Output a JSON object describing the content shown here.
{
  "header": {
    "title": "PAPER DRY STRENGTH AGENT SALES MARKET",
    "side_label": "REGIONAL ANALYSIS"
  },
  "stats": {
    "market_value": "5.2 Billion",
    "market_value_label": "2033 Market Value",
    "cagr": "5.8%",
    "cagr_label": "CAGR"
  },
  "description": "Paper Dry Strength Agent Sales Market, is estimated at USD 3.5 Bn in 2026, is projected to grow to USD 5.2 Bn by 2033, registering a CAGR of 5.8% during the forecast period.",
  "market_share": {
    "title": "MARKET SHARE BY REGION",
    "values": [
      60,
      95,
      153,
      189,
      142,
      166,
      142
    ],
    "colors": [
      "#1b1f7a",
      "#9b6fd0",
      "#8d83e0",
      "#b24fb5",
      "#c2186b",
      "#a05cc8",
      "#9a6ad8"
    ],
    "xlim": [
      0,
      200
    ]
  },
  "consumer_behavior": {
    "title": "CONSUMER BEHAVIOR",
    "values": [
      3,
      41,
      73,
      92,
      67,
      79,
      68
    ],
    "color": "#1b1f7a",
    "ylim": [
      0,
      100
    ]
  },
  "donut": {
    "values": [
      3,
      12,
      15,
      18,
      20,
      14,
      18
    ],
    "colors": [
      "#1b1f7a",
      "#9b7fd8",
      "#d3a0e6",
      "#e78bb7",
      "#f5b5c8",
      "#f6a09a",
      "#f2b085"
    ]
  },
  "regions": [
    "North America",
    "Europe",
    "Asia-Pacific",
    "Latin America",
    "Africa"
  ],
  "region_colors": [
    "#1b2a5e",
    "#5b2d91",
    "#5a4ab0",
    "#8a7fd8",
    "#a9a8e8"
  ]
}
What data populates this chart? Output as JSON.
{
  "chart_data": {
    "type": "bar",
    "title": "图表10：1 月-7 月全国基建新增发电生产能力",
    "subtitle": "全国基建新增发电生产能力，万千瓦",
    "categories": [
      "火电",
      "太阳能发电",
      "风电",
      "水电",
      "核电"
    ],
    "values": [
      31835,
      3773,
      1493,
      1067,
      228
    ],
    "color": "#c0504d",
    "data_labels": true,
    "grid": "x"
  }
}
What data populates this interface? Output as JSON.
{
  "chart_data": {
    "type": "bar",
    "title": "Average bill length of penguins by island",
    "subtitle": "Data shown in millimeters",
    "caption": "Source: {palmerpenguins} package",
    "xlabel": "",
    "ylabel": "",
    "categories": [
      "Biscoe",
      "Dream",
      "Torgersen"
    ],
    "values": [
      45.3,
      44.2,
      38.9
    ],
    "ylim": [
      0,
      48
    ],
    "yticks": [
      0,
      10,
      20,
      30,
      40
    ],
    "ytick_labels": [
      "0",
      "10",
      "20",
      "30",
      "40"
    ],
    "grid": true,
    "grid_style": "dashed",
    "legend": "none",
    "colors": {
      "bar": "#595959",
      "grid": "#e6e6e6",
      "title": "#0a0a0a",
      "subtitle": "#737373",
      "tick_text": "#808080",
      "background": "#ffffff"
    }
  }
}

* * * * * * * * *

# TASK PROMPT
Copy each line of the data above that holds "Output".

# SOLUTION
Output a JSON object describing the content shown here.
What data populates this chart? Output as JSON.
What data populates this interface? Output as JSON.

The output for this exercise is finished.